- _Dataset entries_
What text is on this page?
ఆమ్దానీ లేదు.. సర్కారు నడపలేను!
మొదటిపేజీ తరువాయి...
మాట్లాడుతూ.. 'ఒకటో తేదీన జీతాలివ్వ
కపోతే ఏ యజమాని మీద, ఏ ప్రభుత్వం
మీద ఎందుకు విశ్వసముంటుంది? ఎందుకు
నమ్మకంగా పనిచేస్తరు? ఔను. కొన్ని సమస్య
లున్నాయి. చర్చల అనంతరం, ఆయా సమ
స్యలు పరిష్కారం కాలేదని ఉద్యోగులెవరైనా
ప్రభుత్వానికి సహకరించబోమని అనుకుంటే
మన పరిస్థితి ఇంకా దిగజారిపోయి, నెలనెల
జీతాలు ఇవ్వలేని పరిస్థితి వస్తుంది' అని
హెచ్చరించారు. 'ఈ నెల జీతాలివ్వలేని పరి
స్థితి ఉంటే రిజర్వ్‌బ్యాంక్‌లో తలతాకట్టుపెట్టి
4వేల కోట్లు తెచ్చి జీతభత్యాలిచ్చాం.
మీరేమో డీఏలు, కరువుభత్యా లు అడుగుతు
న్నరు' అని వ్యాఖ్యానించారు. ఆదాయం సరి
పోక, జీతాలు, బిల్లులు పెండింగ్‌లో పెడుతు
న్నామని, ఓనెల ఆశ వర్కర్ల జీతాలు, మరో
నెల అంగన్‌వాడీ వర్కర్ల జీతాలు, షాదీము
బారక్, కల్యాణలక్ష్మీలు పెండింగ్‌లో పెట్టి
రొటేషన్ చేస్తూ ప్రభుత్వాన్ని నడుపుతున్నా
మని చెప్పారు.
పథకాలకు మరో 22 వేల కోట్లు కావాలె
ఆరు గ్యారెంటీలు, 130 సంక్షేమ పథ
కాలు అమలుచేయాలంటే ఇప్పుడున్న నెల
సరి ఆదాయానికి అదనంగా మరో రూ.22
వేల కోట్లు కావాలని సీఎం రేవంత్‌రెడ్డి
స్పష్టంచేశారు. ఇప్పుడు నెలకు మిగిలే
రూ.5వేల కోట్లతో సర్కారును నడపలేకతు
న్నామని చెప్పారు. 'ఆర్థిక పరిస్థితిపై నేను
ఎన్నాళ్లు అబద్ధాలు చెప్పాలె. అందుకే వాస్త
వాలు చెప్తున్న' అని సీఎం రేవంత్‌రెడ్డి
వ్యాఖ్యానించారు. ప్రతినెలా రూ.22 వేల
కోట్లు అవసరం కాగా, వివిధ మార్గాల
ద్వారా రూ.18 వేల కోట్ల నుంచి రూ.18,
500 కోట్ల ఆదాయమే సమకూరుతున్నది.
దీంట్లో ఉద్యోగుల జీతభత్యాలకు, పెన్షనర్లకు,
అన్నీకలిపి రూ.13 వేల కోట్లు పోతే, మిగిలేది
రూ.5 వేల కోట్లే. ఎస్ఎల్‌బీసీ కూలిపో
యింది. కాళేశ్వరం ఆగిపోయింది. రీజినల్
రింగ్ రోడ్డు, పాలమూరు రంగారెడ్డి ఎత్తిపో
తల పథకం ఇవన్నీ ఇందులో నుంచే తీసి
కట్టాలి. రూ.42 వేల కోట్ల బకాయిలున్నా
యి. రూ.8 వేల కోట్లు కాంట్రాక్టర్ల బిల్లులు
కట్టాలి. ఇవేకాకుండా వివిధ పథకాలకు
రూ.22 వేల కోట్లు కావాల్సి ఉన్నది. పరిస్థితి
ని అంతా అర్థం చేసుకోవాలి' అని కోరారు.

- _Directions for this task_
Across the entries, how many lines contain "నడపల"? Reply with the number only.

- _Complete response_
2